(Layout dataset entries)
* Begin *
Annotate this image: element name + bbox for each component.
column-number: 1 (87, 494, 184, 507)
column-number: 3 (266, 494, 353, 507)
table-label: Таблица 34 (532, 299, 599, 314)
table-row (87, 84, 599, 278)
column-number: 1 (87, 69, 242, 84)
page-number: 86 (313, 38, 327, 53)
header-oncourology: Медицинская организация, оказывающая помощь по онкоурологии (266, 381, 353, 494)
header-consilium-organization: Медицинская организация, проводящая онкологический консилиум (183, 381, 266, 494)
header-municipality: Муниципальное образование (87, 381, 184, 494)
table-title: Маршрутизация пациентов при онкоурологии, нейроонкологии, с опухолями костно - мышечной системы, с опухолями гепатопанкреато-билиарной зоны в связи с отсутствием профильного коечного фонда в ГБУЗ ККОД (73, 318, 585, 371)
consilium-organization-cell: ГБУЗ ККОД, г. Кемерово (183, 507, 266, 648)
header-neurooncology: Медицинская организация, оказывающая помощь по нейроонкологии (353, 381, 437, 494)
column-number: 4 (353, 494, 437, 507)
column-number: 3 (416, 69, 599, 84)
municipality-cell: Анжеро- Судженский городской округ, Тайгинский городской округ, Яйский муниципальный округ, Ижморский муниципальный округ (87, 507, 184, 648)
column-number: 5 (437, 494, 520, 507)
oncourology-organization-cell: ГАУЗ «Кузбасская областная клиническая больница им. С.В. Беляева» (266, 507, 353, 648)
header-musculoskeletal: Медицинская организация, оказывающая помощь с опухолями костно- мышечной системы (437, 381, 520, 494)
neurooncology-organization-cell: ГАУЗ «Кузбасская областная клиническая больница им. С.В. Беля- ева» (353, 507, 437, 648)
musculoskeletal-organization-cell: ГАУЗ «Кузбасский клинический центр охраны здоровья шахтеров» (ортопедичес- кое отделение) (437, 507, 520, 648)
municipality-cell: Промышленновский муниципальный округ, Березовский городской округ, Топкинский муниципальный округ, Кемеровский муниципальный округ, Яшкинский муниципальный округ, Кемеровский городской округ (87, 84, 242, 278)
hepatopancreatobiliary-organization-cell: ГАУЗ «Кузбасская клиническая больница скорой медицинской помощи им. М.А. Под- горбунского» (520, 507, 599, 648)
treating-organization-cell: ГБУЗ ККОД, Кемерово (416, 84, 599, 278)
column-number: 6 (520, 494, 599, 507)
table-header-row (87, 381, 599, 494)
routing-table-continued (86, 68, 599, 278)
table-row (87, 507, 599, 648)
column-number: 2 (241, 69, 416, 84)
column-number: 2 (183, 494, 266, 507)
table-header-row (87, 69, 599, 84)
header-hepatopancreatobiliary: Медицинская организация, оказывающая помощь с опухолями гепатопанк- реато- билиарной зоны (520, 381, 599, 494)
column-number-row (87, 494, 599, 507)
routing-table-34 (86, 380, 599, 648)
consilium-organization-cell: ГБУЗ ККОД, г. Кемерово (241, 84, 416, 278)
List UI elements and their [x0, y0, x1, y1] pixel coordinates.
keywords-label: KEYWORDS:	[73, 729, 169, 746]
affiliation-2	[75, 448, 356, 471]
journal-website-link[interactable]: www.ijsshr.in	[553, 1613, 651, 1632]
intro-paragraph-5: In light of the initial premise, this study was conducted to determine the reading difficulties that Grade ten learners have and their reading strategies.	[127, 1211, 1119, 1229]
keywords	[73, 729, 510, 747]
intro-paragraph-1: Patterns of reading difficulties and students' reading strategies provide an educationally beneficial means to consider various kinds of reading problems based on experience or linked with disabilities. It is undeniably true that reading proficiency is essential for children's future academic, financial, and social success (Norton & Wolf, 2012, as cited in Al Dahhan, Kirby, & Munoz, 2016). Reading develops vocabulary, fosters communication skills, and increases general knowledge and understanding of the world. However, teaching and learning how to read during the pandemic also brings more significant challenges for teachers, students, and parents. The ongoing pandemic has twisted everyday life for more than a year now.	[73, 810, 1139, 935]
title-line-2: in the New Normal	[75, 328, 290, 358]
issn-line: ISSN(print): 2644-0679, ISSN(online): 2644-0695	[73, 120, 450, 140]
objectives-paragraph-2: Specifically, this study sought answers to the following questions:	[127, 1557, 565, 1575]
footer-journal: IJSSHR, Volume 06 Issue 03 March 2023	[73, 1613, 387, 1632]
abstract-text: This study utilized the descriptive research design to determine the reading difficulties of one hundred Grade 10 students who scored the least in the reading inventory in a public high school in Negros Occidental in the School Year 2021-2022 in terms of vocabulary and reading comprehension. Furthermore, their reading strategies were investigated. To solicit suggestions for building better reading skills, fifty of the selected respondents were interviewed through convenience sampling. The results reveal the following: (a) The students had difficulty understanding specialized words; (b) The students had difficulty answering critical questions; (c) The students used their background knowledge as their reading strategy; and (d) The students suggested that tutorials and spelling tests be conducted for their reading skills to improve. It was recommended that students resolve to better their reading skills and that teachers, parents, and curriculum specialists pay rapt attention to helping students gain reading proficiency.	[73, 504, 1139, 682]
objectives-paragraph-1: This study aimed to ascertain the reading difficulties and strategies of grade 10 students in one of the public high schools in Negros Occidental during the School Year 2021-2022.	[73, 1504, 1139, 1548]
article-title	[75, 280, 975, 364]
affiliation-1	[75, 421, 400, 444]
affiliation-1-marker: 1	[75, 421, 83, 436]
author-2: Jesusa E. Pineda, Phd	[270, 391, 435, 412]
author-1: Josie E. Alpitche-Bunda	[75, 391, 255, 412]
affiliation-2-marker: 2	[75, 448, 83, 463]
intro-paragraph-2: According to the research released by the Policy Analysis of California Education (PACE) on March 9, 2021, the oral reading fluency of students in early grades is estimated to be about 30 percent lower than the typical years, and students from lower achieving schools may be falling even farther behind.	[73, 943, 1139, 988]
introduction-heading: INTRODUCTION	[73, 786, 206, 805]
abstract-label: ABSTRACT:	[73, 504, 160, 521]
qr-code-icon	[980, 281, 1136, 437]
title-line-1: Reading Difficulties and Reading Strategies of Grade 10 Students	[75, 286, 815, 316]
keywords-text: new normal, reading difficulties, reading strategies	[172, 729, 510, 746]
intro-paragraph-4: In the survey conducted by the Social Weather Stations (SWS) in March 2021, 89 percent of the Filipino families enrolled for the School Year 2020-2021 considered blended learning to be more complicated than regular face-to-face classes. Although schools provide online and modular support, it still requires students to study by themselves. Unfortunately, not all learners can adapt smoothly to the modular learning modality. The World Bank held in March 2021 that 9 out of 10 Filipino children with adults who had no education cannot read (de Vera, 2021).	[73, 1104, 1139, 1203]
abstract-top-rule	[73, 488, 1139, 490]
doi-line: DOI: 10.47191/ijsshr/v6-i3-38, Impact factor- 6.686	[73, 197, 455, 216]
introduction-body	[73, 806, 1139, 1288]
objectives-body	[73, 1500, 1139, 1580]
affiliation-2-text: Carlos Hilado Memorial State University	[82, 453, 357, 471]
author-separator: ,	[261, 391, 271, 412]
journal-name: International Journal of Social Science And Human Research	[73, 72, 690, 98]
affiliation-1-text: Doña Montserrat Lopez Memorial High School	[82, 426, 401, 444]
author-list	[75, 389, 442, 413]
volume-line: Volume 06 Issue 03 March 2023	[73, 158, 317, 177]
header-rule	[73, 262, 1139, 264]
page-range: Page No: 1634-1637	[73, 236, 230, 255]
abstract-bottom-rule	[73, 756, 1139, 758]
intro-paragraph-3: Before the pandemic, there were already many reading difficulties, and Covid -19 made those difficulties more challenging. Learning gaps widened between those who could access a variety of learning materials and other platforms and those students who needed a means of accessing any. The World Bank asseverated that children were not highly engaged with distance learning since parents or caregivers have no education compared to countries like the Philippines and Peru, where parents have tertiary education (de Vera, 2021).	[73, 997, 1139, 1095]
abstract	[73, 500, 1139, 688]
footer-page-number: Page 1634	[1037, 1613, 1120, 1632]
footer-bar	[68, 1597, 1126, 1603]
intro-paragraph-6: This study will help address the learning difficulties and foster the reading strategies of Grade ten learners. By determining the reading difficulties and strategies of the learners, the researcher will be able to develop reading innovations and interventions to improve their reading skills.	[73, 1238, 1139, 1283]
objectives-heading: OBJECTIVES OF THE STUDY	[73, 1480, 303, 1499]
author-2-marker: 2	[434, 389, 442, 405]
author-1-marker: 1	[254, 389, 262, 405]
* End *
THE REQUEST
Return the lines of the records exactly as they appear, from the start of the records through the line containing "507, 437, 648)", including both of those lines.

EXERCISE OUTPUT
Annotate this image: element name + bbox for each component.
column-number: 1 (87, 494, 184, 507)
column-number: 3 (266, 494, 353, 507)
table-label: Таблица 34 (532, 299, 599, 314)
table-row (87, 84, 599, 278)
column-number: 1 (87, 69, 242, 84)
page-number: 86 (313, 38, 327, 53)
header-oncourology: Медицинская организация, оказывающая помощь по онкоурологии (266, 381, 353, 494)
header-consilium-organization: Медицинская организация, проводящая онкологический консилиум (183, 381, 266, 494)
header-municipality: Муниципальное образование (87, 381, 184, 494)
table-title: Маршрутизация пациентов при онкоурологии, нейроонкологии, с опухолями костно - мышечной системы, с опухолями гепатопанкреато-билиарной зоны в связи с отсутствием профильного коечного фонда в ГБУЗ ККОД (73, 318, 585, 371)
consilium-organization-cell: ГБУЗ ККОД, г. Кемерово (183, 507, 266, 648)
header-neurooncology: Медицинская организация, оказывающая помощь по нейроонкологии (353, 381, 437, 494)
column-number: 4 (353, 494, 437, 507)
column-number: 3 (416, 69, 599, 84)
municipality-cell: Анжеро- Судженский городской округ, Тайгинский городской округ, Яйский муниципальный округ, Ижморский муниципальный округ (87, 507, 184, 648)
column-number: 5 (437, 494, 520, 507)
oncourology-organization-cell: ГАУЗ «Кузбасская областная клиническая больница им. С.В. Беляева» (266, 507, 353, 648)
header-musculoskeletal: Медицинская организация, оказывающая помощь с опухолями костно- мышечной системы (437, 381, 520, 494)
neurooncology-organization-cell: ГАУЗ «Кузбасская областная клиническая больница им. С.В. Беля- ева» (353, 507, 437, 648)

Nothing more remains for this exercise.